Go through the listing and copy every line word for word.
-- begin Input --
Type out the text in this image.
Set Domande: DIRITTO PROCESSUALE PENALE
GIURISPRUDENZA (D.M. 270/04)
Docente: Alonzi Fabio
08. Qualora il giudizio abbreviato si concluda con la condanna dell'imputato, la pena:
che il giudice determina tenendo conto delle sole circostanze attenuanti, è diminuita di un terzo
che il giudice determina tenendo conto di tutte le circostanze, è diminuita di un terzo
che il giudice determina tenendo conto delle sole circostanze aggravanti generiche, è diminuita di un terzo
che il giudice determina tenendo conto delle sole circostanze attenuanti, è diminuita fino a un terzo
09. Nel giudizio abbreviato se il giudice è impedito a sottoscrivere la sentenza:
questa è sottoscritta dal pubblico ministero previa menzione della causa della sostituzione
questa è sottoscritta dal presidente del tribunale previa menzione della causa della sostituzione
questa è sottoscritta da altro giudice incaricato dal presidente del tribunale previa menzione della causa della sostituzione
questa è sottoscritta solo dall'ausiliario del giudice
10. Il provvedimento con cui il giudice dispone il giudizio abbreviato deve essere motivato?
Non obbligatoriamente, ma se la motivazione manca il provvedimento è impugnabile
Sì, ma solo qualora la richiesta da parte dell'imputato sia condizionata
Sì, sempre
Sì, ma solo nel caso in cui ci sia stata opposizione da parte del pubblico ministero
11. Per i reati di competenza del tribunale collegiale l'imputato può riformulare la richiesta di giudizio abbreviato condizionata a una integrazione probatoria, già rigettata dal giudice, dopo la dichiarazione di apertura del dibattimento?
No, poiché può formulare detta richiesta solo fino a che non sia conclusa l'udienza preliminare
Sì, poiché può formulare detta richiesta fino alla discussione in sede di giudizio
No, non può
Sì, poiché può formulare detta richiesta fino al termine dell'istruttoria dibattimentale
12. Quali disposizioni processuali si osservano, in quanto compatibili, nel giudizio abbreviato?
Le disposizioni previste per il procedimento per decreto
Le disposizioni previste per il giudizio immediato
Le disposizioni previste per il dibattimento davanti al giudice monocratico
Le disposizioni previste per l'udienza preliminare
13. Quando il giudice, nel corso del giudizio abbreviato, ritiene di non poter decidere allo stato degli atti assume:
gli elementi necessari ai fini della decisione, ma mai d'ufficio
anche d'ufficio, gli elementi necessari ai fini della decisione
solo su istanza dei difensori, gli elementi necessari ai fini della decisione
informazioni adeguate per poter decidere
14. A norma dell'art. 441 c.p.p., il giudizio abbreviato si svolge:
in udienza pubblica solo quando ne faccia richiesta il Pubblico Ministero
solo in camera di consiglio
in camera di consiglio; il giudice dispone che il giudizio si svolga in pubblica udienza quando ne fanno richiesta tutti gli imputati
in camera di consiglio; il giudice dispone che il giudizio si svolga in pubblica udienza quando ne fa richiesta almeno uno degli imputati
-- end Input --
Exercise output:
Type out the text in this image.
Set Domande: DIRITTO PROCESSUALE PENALE
GIURISPRUDENZA (D.M. 270/04)
Docente: Alonzi Fabio
08. Qualora il giudizio abbreviato si concluda con la condanna dell'imputato, la pena:
che il giudice determina tenendo conto delle sole circostanze attenuanti, è diminuita di un terzo
che il giudice determina tenendo conto di tutte le circostanze, è diminuita di un terzo
che il giudice determina tenendo conto delle sole circostanze aggravanti generiche, è diminuita di un terzo
che il giudice determina tenendo conto delle sole circostanze attenuanti, è diminuita fino a un terzo
09. Nel giudizio abbreviato se il giudice è impedito a sottoscrivere la sentenza:
questa è sottoscritta dal pubblico ministero previa menzione della causa della sostituzione
questa è sottoscritta dal presidente del tribunale previa menzione della causa della sostituzione
questa è sottoscritta da altro giudice incaricato dal presidente del tribunale previa menzione della causa della sostituzione
questa è sottoscritta solo dall'ausiliario del giudice
10. Il provvedimento con cui il giudice dispone il giudizio abbreviato deve essere motivato?
Non obbligatoriamente, ma se la motivazione manca il provvedimento è impugnabile
Sì, ma solo qualora la richiesta da parte dell'imputato sia condizionata
Sì, sempre
Sì, ma solo nel caso in cui ci sia stata opposizione da parte del pubblico ministero
11. Per i reati di competenza del tribunale collegiale l'imputato può riformulare la richiesta di giudizio abbreviato condizionata a una integrazione probatoria, già rigettata dal giudice, dopo la dichiarazione di apertura del dibattimento?
No, poiché può formulare detta richiesta solo fino a che non sia conclusa l'udienza preliminare
Sì, poiché può formulare detta richiesta fino alla discussione in sede di giudizio
No, non può
Sì, poiché può formulare detta richiesta fino al termine dell'istruttoria dibattimentale
12. Quali disposizioni processuali si osservano, in quanto compatibili, nel giudizio abbreviato?
Le disposizioni previste per il procedimento per decreto
Le disposizioni previste per il giudizio immediato
Le disposizioni previste per il dibattimento davanti al giudice monocratico
Le disposizioni previste per l'udienza preliminare
13. Quando il giudice, nel corso del giudizio abbreviato, ritiene di non poter decidere allo stato degli atti assume:
gli elementi necessari ai fini della decisione, ma mai d'ufficio
anche d'ufficio, gli elementi necessari ai fini della decisione
solo su istanza dei difensori, gli elementi necessari ai fini della decisione
informazioni adeguate per poter decidere
14. A norma dell'art. 441 c.p.p., il giudizio abbreviato si svolge:
in udienza pubblica solo quando ne faccia richiesta il Pubblico Ministero
solo in camera di consiglio
in camera di consiglio; il giudice dispone che il giudizio si svolga in pubblica udienza quando ne fanno richiesta tutti gli imputati
in camera di consiglio; il giudice dispone che il giudizio si svolga in pubblica udienza quando ne fa richiesta almeno uno degli imputati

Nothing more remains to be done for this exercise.